> [Set exercise] What you return should match every record exactly, with the images removed.

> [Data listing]
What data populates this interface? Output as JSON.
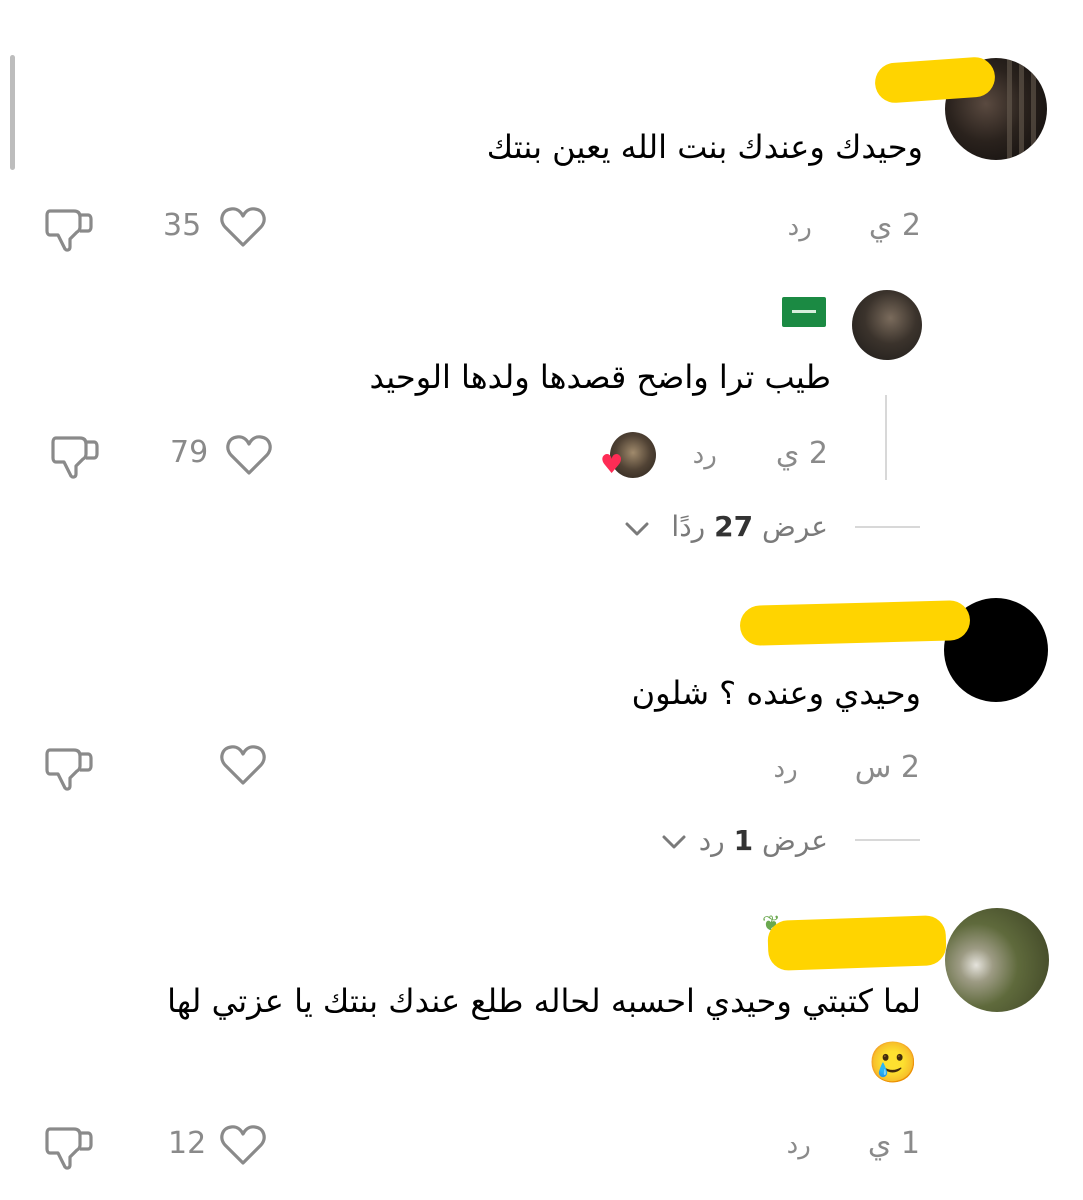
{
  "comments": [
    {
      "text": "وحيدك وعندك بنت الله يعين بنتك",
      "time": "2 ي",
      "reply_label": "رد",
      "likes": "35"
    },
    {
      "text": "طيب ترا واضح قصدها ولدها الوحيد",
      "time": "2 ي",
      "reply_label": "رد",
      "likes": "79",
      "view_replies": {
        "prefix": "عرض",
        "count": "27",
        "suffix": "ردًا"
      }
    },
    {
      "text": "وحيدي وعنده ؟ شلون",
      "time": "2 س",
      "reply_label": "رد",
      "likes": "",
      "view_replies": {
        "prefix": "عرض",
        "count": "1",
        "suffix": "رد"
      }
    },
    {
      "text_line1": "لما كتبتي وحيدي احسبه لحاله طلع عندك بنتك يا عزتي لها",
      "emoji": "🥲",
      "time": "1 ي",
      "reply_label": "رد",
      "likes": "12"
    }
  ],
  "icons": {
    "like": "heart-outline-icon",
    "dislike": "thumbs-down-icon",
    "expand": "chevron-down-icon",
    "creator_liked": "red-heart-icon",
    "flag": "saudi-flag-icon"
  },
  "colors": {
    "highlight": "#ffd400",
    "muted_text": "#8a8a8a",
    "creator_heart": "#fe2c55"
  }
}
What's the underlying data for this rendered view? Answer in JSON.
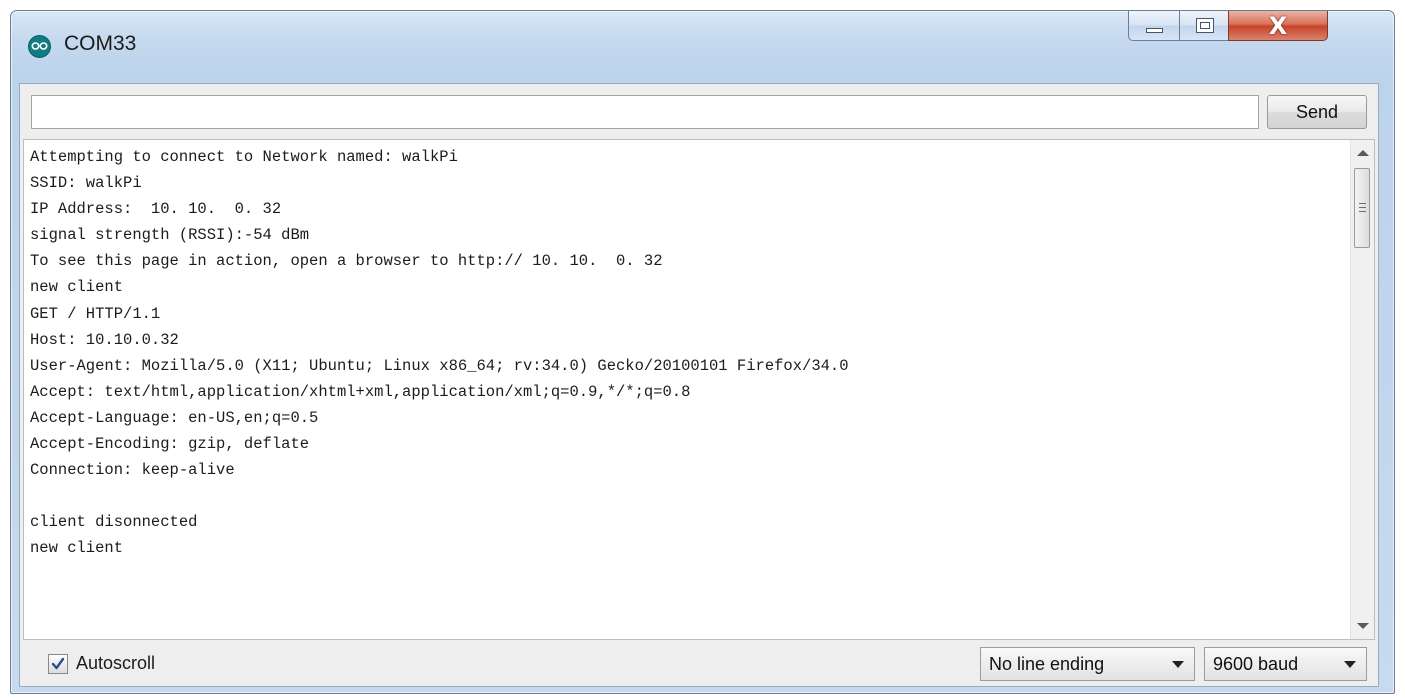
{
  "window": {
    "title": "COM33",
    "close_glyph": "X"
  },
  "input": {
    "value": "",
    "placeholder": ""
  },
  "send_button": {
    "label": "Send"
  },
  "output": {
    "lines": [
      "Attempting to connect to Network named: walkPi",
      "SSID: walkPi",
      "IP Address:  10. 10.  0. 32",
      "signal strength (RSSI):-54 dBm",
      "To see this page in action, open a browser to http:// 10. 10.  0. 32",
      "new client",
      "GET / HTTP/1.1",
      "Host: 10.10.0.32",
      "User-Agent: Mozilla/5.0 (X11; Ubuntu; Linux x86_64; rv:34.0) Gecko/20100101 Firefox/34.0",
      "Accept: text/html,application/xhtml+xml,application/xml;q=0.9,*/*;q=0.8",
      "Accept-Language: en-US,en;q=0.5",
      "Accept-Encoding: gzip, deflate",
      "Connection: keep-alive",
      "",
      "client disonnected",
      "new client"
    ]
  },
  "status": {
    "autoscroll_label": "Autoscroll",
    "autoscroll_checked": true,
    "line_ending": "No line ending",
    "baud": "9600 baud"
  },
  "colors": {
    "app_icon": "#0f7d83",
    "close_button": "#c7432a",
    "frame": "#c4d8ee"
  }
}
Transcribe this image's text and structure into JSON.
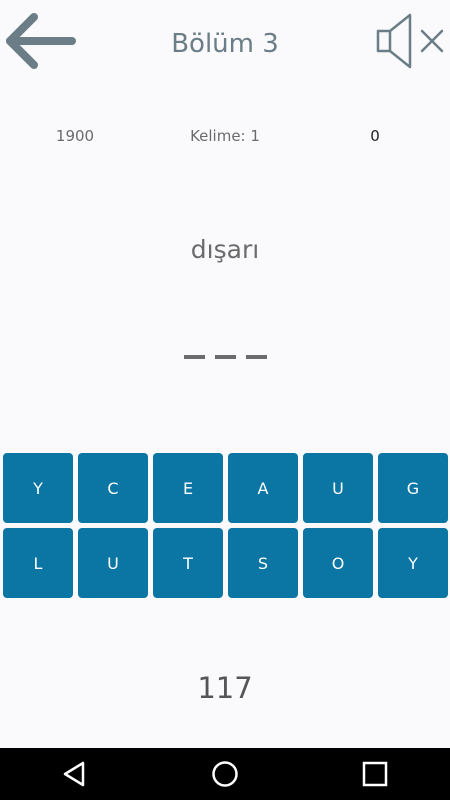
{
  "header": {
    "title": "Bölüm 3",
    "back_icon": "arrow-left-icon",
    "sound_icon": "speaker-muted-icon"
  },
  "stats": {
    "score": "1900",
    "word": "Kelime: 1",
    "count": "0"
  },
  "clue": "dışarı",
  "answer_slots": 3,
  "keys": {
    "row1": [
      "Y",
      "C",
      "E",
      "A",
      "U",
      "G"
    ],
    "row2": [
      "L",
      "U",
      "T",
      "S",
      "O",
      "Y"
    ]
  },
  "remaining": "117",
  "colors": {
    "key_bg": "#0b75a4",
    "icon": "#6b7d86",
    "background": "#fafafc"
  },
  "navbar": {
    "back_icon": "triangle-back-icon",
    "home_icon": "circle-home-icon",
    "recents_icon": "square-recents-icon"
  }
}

> [Complete response]
What data populates this interface? Output as JSON.
{
  "comments": [
    {
      "text": "وحيدك وعندك بنت الله يعين بنتك",
      "time": "2 ي",
      "reply_label": "رد",
      "likes": "35"
    },
    {
      "text": "طيب ترا واضح قصدها ولدها الوحيد",
      "time": "2 ي",
      "reply_label": "رد",
      "likes": "79",
      "view_replies": {
        "prefix": "عرض",
        "count": "27",
        "suffix": "ردًا"
      }
    },
    {
      "text": "وحيدي وعنده ؟ شلون",
      "time": "2 س",
      "reply_label": "رد",
      "likes": "",
      "view_replies": {
        "prefix": "عرض",
        "count": "1",
        "suffix": "رد"
      }
    },
    {
      "text_line1": "لما كتبتي وحيدي احسبه لحاله طلع عندك بنتك يا عزتي لها",
      "emoji": "🥲",
      "time": "1 ي",
      "reply_label": "رد",
      "likes": "12"
    }
  ],
  "icons": {
    "like": "heart-outline-icon",
    "dislike": "thumbs-down-icon",
    "expand": "chevron-down-icon",
    "creator_liked": "red-heart-icon",
    "flag": "saudi-flag-icon"
  },
  "colors": {
    "highlight": "#ffd400",
    "muted_text": "#8a8a8a",
    "creator_heart": "#fe2c55"
  }
}
What's the underlying data for this rendered view? Answer in JSON.
{
  "window": {
    "title": "COM33",
    "close_glyph": "X"
  },
  "input": {
    "value": "",
    "placeholder": ""
  },
  "send_button": {
    "label": "Send"
  },
  "output": {
    "lines": [
      "Attempting to connect to Network named: walkPi",
      "SSID: walkPi",
      "IP Address:  10. 10.  0. 32",
      "signal strength (RSSI):-54 dBm",
      "To see this page in action, open a browser to http:// 10. 10.  0. 32",
      "new client",
      "GET / HTTP/1.1",
      "Host: 10.10.0.32",
      "User-Agent: Mozilla/5.0 (X11; Ubuntu; Linux x86_64; rv:34.0) Gecko/20100101 Firefox/34.0",
      "Accept: text/html,application/xhtml+xml,application/xml;q=0.9,*/*;q=0.8",
      "Accept-Language: en-US,en;q=0.5",
      "Accept-Encoding: gzip, deflate",
      "Connection: keep-alive",
      "",
      "client disonnected",
      "new client"
    ]
  },
  "status": {
    "autoscroll_label": "Autoscroll",
    "autoscroll_checked": true,
    "line_ending": "No line ending",
    "baud": "9600 baud"
  },
  "colors": {
    "app_icon": "#0f7d83",
    "close_button": "#c7432a",
    "frame": "#c4d8ee"
  }
}
Transcribe this image's text and structure into JSON.
{
  "header": {
    "title": "Bölüm 3",
    "back_icon": "arrow-left-icon",
    "sound_icon": "speaker-muted-icon"
  },
  "stats": {
    "score": "1900",
    "word": "Kelime: 1",
    "count": "0"
  },
  "clue": "dışarı",
  "answer_slots": 3,
  "keys": {
    "row1": [
      "Y",
      "C",
      "E",
      "A",
      "U",
      "G"
    ],
    "row2": [
      "L",
      "U",
      "T",
      "S",
      "O",
      "Y"
    ]
  },
  "remaining": "117",
  "colors": {
    "key_bg": "#0b75a4",
    "icon": "#6b7d86",
    "background": "#fafafc"
  },
  "navbar": {
    "back_icon": "triangle-back-icon",
    "home_icon": "circle-home-icon",
    "recents_icon": "square-recents-icon"
  }
}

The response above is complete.